:: Stored items from a collection ::
>>>>

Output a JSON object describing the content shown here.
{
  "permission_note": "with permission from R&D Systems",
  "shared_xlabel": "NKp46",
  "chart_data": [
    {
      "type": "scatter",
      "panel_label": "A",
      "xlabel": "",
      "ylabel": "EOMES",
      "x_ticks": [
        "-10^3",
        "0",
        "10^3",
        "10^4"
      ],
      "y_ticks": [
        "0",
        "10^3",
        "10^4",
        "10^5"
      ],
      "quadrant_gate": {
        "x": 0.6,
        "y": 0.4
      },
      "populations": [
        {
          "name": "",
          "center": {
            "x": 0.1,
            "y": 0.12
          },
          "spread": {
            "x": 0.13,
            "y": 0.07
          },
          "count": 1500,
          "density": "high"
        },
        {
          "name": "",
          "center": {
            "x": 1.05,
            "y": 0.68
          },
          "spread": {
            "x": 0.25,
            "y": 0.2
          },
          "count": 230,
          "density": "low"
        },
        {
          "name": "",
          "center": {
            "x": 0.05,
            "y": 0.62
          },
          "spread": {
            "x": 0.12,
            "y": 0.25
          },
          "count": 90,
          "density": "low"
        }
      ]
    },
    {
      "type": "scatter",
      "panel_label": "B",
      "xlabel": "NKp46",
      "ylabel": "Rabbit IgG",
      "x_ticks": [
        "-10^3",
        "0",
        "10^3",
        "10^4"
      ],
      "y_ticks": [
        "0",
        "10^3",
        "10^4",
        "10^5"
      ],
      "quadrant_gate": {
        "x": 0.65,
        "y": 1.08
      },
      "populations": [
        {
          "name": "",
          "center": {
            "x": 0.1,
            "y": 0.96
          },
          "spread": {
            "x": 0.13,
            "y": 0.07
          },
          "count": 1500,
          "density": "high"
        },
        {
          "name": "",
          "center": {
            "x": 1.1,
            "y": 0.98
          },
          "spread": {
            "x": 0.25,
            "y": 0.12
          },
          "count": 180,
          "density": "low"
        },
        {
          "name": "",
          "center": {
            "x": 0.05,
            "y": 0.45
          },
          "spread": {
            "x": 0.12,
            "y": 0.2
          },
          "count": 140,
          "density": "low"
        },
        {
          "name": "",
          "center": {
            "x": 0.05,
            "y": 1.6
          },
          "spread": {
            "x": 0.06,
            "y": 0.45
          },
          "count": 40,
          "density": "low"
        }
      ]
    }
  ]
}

<<<<

:: Stated problem ::
Your task is to retype all the records above with nothing left out.

:: Expected answer ::
Output a JSON object describing the content shown here.
{
  "permission_note": "with permission from R&D Systems",
  "shared_xlabel": "NKp46",
  "chart_data": [
    {
      "type": "scatter",
      "panel_label": "A",
      "xlabel": "",
      "ylabel": "EOMES",
      "x_ticks": [
        "-10^3",
        "0",
        "10^3",
        "10^4"
      ],
      "y_ticks": [
        "0",
        "10^3",
        "10^4",
        "10^5"
      ],
      "quadrant_gate": {
        "x": 0.6,
        "y": 0.4
      },
      "populations": [
        {
          "name": "",
          "center": {
            "x": 0.1,
            "y": 0.12
          },
          "spread": {
            "x": 0.13,
            "y": 0.07
          },
          "count": 1500,
          "density": "high"
        },
        {
          "name": "",
          "center": {
            "x": 1.05,
            "y": 0.68
          },
          "spread": {
            "x": 0.25,
            "y": 0.2
          },
          "count": 230,
          "density": "low"
        },
        {
          "name": "",
          "center": {
            "x": 0.05,
            "y": 0.62
          },
          "spread": {
            "x": 0.12,
            "y": 0.25
          },
          "count": 90,
          "density": "low"
        }
      ]
    },
    {
      "type": "scatter",
      "panel_label": "B",
      "xlabel": "NKp46",
      "ylabel": "Rabbit IgG",
      "x_ticks": [
        "-10^3",
        "0",
        "10^3",
        "10^4"
      ],
      "y_ticks": [
        "0",
        "10^3",
        "10^4",
        "10^5"
      ],
      "quadrant_gate": {
        "x": 0.65,
        "y": 1.08
      },
      "populations": [
        {
          "name": "",
          "center": {
            "x": 0.1,
            "y": 0.96
          },
          "spread": {
            "x": 0.13,
            "y": 0.07
          },
          "count": 1500,
          "density": "high"
        },
        {
          "name": "",
          "center": {
            "x": 1.1,
            "y": 0.98
          },
          "spread": {
            "x": 0.25,
            "y": 0.12
          },
          "count": 180,
          "density": "low"
        },
        {
          "name": "",
          "center": {
            "x": 0.05,
            "y": 0.45
          },
          "spread": {
            "x": 0.12,
            "y": 0.2
          },
          "count": 140,
          "density": "low"
        },
        {
          "name": "",
          "center": {
            "x": 0.05,
            "y": 1.6
          },
          "spread": {
            "x": 0.06,
            "y": 0.45
          },
          "count": 40,
          "density": "low"
        }
      ]
    }
  ]
}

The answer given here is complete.